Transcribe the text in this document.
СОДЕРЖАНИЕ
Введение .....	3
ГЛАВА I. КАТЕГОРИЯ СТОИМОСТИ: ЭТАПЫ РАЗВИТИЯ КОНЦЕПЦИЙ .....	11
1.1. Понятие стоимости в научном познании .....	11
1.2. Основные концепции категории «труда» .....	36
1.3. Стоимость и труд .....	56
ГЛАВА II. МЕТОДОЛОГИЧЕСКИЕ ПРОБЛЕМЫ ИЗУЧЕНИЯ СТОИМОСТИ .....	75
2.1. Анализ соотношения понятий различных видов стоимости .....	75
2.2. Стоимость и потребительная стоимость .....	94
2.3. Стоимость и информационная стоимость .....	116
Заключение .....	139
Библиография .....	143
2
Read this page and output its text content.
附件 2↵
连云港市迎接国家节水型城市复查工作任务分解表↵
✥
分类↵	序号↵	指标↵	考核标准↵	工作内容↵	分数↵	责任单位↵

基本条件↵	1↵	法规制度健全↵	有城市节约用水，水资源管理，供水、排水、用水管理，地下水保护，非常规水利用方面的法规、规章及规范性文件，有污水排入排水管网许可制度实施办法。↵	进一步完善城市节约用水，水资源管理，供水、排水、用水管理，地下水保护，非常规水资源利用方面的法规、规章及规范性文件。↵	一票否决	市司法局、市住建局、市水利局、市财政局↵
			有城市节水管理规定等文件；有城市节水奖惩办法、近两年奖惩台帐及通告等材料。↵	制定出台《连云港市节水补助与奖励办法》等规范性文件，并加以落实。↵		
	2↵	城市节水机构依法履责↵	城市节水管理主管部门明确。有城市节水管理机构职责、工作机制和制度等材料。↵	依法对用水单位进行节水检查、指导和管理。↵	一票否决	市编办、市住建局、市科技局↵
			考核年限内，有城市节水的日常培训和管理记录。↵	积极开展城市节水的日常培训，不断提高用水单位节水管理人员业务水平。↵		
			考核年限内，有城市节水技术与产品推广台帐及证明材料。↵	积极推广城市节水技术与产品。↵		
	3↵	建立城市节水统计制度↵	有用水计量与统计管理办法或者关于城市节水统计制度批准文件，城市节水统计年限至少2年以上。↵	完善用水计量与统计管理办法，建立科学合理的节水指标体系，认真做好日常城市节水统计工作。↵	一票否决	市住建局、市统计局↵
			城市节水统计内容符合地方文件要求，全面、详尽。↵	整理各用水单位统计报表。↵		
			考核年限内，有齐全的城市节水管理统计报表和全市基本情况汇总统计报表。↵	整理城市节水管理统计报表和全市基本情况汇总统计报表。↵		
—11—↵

_ _ _

# REQUIRED WORK:
Find how many lines of the listing include the string "一票否决" and give that number, nothing else.

# SOLUTION:
3